== Data entries ==
···
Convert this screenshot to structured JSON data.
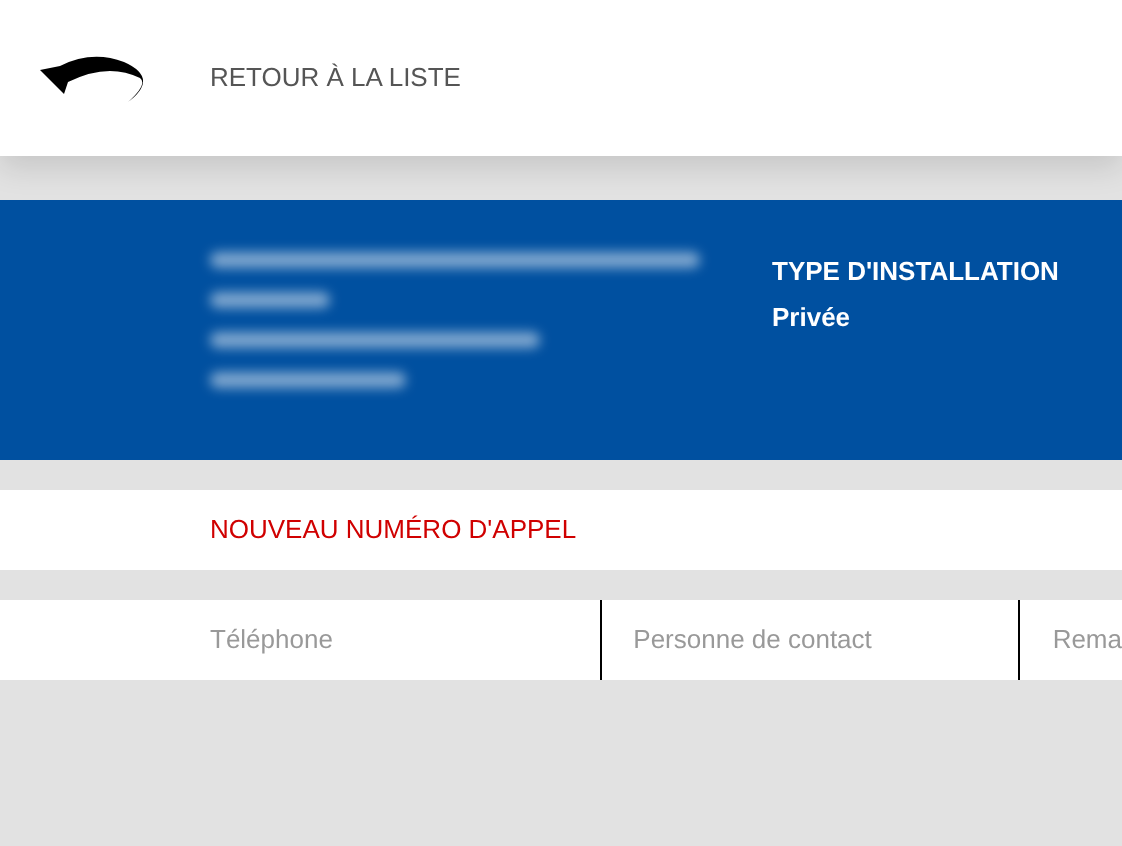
{
  "header": {
    "back_link": "RETOUR À LA LISTE"
  },
  "installation": {
    "label": "TYPE D'INSTALLATION",
    "value": "Privée"
  },
  "new_number_link": "NOUVEAU NUMÉRO D'APPEL",
  "table": {
    "columns": [
      "Téléphone",
      "Personne de contact",
      "Rema"
    ]
  }
}
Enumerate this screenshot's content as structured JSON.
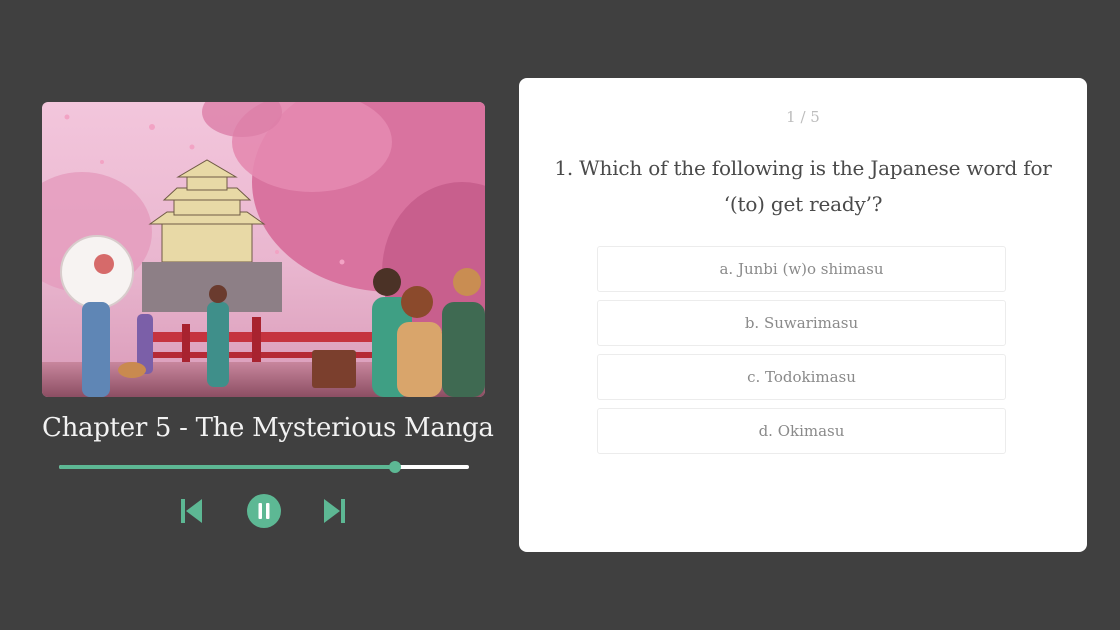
{
  "player": {
    "cover_alt": "Anime illustration of a castle surrounded by cherry blossom trees",
    "chapter_title": "Chapter 5 - The Mysterious Manga",
    "progress_fraction": 0.82,
    "controls": {
      "prev": "skip-previous-icon",
      "pause": "pause-icon",
      "next": "skip-next-icon"
    },
    "accent_color": "#5db894"
  },
  "quiz": {
    "counter": "1 / 5",
    "question": "1. Which of the following is the Japanese word for ‘(to) get ready’?",
    "options": [
      {
        "label": "a. Junbi (w)o shimasu"
      },
      {
        "label": "b. Suwarimasu"
      },
      {
        "label": "c. Todokimasu"
      },
      {
        "label": "d. Okimasu"
      }
    ]
  },
  "colors": {
    "background": "#404040",
    "card": "#ffffff",
    "accent": "#5db894"
  }
}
···
== Your task ==
The records shown above are to be repeated exactly, with the pictures left out.

== Exercise solution ==
Convert this screenshot to structured JSON data.
{
  "header": {
    "back_link": "RETOUR À LA LISTE"
  },
  "installation": {
    "label": "TYPE D'INSTALLATION",
    "value": "Privée"
  },
  "new_number_link": "NOUVEAU NUMÉRO D'APPEL",
  "table": {
    "columns": [
      "Téléphone",
      "Personne de contact",
      "Rema"
    ]
  }
}
Enumerate this screenshot's content as structured JSON.
{
  "player": {
    "cover_alt": "Anime illustration of a castle surrounded by cherry blossom trees",
    "chapter_title": "Chapter 5 - The Mysterious Manga",
    "progress_fraction": 0.82,
    "controls": {
      "prev": "skip-previous-icon",
      "pause": "pause-icon",
      "next": "skip-next-icon"
    },
    "accent_color": "#5db894"
  },
  "quiz": {
    "counter": "1 / 5",
    "question": "1. Which of the following is the Japanese word for ‘(to) get ready’?",
    "options": [
      {
        "label": "a. Junbi (w)o shimasu"
      },
      {
        "label": "b. Suwarimasu"
      },
      {
        "label": "c. Todokimasu"
      },
      {
        "label": "d. Okimasu"
      }
    ]
  },
  "colors": {
    "background": "#404040",
    "card": "#ffffff",
    "accent": "#5db894"
  }
}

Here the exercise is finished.